> Aim:
Reproduce all lines of the listing below in which the word "Alternativ" occurs.

> Extracted data:
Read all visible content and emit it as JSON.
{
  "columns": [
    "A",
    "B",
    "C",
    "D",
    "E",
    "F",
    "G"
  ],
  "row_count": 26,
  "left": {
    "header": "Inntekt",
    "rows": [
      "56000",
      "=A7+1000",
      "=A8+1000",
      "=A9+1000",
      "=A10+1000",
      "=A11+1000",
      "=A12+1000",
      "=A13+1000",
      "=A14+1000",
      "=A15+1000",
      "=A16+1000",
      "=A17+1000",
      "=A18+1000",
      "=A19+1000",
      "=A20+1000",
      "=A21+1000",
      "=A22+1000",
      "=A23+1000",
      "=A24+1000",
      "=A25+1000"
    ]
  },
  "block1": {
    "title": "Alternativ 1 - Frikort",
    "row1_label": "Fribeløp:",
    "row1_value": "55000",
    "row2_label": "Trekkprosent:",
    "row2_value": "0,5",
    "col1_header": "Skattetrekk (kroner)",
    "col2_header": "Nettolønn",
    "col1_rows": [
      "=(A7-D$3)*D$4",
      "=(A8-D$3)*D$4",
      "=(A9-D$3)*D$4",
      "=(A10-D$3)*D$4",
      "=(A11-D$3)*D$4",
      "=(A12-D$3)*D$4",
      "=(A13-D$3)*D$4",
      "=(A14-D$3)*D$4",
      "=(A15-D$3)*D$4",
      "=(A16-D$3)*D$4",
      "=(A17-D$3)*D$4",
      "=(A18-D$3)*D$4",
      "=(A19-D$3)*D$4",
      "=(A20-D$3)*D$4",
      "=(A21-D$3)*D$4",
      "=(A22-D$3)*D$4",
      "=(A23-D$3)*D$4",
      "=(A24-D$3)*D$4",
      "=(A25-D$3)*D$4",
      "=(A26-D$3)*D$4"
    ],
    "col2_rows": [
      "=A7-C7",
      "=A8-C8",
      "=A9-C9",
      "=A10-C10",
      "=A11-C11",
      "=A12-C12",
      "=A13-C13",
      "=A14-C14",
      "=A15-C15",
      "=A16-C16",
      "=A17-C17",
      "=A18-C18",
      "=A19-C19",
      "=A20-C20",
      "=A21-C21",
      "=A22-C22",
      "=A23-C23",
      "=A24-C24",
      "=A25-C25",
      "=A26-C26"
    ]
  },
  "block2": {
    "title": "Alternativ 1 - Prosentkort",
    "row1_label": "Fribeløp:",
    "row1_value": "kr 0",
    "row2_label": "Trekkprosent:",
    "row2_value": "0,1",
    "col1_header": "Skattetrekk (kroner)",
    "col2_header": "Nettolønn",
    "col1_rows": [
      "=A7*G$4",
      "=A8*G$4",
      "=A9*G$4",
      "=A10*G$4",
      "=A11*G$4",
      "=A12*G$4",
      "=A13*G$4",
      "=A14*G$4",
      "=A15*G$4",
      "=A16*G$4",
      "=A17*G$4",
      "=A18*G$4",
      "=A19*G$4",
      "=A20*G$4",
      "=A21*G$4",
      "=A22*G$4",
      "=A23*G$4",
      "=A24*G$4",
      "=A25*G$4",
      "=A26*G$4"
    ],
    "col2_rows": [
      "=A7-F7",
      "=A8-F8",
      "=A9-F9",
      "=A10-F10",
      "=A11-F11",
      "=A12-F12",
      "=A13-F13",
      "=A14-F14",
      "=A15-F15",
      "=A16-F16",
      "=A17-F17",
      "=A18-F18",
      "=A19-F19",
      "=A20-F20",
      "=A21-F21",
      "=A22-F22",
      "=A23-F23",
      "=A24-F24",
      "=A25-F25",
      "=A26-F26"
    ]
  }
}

> Written solution:
    "title": "Alternativ 1 - Frikort",
    "title": "Alternativ 1 - Prosentkort",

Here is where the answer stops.